DATA SECTION:
## Start

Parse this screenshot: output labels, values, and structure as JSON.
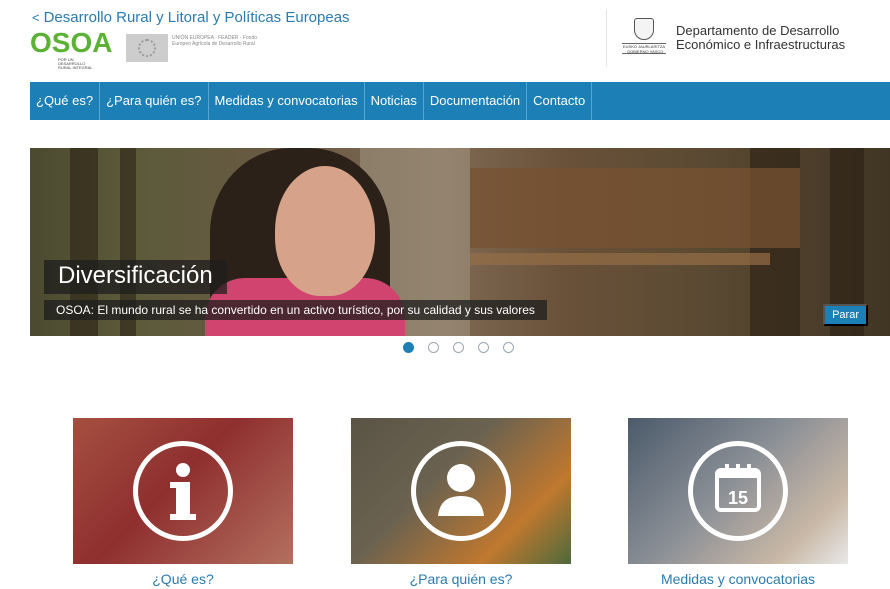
{
  "header": {
    "back_link": "Desarrollo Rural y Litoral y Políticas Europeas",
    "osoa_logo_text": "OSOA",
    "osoa_logo_sub": "POR UN DESARROLLO RURAL INTEGRAL",
    "eu_logo_text": "UNIÓN EUROPEA · FEADER · Fondo Europeo Agrícola de Desarrollo Rural",
    "gov_logo_text": "EUSKO JAURLARITZA · GOBIERNO VASCO",
    "department": "Departamento de Desarrollo Económico e Infraestructuras"
  },
  "nav": {
    "items": [
      {
        "label": "¿Qué es?"
      },
      {
        "label": "¿Para quién es?"
      },
      {
        "label": "Medidas y convocatorias"
      },
      {
        "label": "Noticias"
      },
      {
        "label": "Documentación"
      },
      {
        "label": "Contacto"
      }
    ]
  },
  "slider": {
    "title": "Diversificación",
    "caption": "OSOA: El mundo rural se ha convertido en un activo turístico, por su calidad y sus valores",
    "pause_label": "Parar",
    "slide_count": 5,
    "active_index": 0
  },
  "cards": [
    {
      "label": "¿Qué es?",
      "icon": "info-icon"
    },
    {
      "label": "¿Para quién es?",
      "icon": "person-icon"
    },
    {
      "label": "Medidas y convocatorias",
      "icon": "calendar-icon",
      "calendar_number": "15"
    }
  ],
  "colors": {
    "nav_blue": "#1c7fb5",
    "link_blue": "#2a7bb0",
    "osoa_green": "#5bb234"
  }
}
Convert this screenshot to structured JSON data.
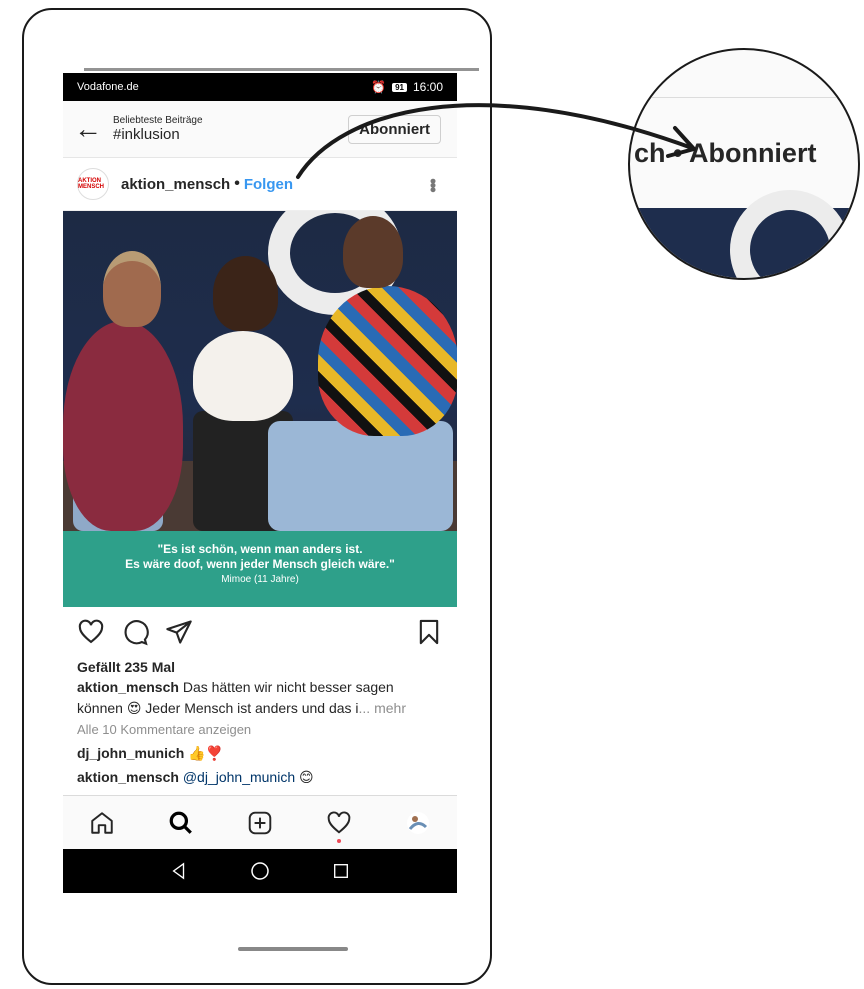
{
  "status": {
    "carrier": "Vodafone.de",
    "battery": "91",
    "time": "16:00"
  },
  "header": {
    "subtitle": "Beliebteste Beiträge",
    "hashtag": "#inklusion",
    "follow_button": "Abonniert"
  },
  "post": {
    "avatar_text": "AKTION MENSCH",
    "username": "aktion_mensch",
    "separator": "•",
    "follow_link": "Folgen",
    "quote_line1": "\"Es ist schön, wenn man anders ist.",
    "quote_line2": "Es wäre doof, wenn jeder Mensch gleich wäre.\"",
    "quote_author": "Mimoe (11 Jahre)",
    "likes": "Gefällt 235 Mal",
    "caption_user": "aktion_mensch",
    "caption_text": " Das hätten wir nicht besser sagen können 😍 Jeder Mensch ist anders und das i",
    "caption_more": "... mehr",
    "view_comments": "Alle 10 Kommentare anzeigen",
    "comment1_user": "dj_john_munich",
    "comment1_text": " 👍❣️",
    "comment2_user": "aktion_mensch",
    "comment2_mention": " @dj_john_munich",
    "comment2_emoji": " 😊"
  },
  "zoom": {
    "text": "ch • Abonniert"
  },
  "icons": {
    "action_bar": [
      "heart-icon",
      "comment-icon",
      "share-icon",
      "bookmark-icon"
    ],
    "tab_bar": [
      "home-icon",
      "search-icon",
      "add-post-icon",
      "activity-heart-icon",
      "profile-avatar-icon"
    ],
    "nav_bar": [
      "back-triangle-icon",
      "home-circle-icon",
      "recents-square-icon"
    ]
  },
  "colors": {
    "accent_blue": "#3897f0",
    "quote_green": "#2ea08a",
    "notification_dot": "#ed4956"
  }
}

## End

DIRECTIVE:
Give the entries again word for word, but skip the pictures.

REPLY:
Parse this screenshot: output labels, values, and structure as JSON.
{
  "header": {
    "back_link": "Desarrollo Rural y Litoral y Políticas Europeas",
    "osoa_logo_text": "OSOA",
    "osoa_logo_sub": "POR UN DESARROLLO RURAL INTEGRAL",
    "eu_logo_text": "UNIÓN EUROPEA · FEADER · Fondo Europeo Agrícola de Desarrollo Rural",
    "gov_logo_text": "EUSKO JAURLARITZA · GOBIERNO VASCO",
    "department": "Departamento de Desarrollo Económico e Infraestructuras"
  },
  "nav": {
    "items": [
      {
        "label": "¿Qué es?"
      },
      {
        "label": "¿Para quién es?"
      },
      {
        "label": "Medidas y convocatorias"
      },
      {
        "label": "Noticias"
      },
      {
        "label": "Documentación"
      },
      {
        "label": "Contacto"
      }
    ]
  },
  "slider": {
    "title": "Diversificación",
    "caption": "OSOA: El mundo rural se ha convertido en un activo turístico, por su calidad y sus valores",
    "pause_label": "Parar",
    "slide_count": 5,
    "active_index": 0
  },
  "cards": [
    {
      "label": "¿Qué es?",
      "icon": "info-icon"
    },
    {
      "label": "¿Para quién es?",
      "icon": "person-icon"
    },
    {
      "label": "Medidas y convocatorias",
      "icon": "calendar-icon",
      "calendar_number": "15"
    }
  ],
  "colors": {
    "nav_blue": "#1c7fb5",
    "link_blue": "#2a7bb0",
    "osoa_green": "#5bb234"
  }
}
Convert this screenshot to structured JSON data.
{
  "status": {
    "carrier": "Vodafone.de",
    "battery": "91",
    "time": "16:00"
  },
  "header": {
    "subtitle": "Beliebteste Beiträge",
    "hashtag": "#inklusion",
    "follow_button": "Abonniert"
  },
  "post": {
    "avatar_text": "AKTION MENSCH",
    "username": "aktion_mensch",
    "separator": "•",
    "follow_link": "Folgen",
    "quote_line1": "\"Es ist schön, wenn man anders ist.",
    "quote_line2": "Es wäre doof, wenn jeder Mensch gleich wäre.\"",
    "quote_author": "Mimoe (11 Jahre)",
    "likes": "Gefällt 235 Mal",
    "caption_user": "aktion_mensch",
    "caption_text": " Das hätten wir nicht besser sagen können 😍 Jeder Mensch ist anders und das i",
    "caption_more": "... mehr",
    "view_comments": "Alle 10 Kommentare anzeigen",
    "comment1_user": "dj_john_munich",
    "comment1_text": " 👍❣️",
    "comment2_user": "aktion_mensch",
    "comment2_mention": " @dj_john_munich",
    "comment2_emoji": " 😊"
  },
  "zoom": {
    "text": "ch • Abonniert"
  },
  "icons": {
    "action_bar": [
      "heart-icon",
      "comment-icon",
      "share-icon",
      "bookmark-icon"
    ],
    "tab_bar": [
      "home-icon",
      "search-icon",
      "add-post-icon",
      "activity-heart-icon",
      "profile-avatar-icon"
    ],
    "nav_bar": [
      "back-triangle-icon",
      "home-circle-icon",
      "recents-square-icon"
    ]
  },
  "colors": {
    "accent_blue": "#3897f0",
    "quote_green": "#2ea08a",
    "notification_dot": "#ed4956"
  }
}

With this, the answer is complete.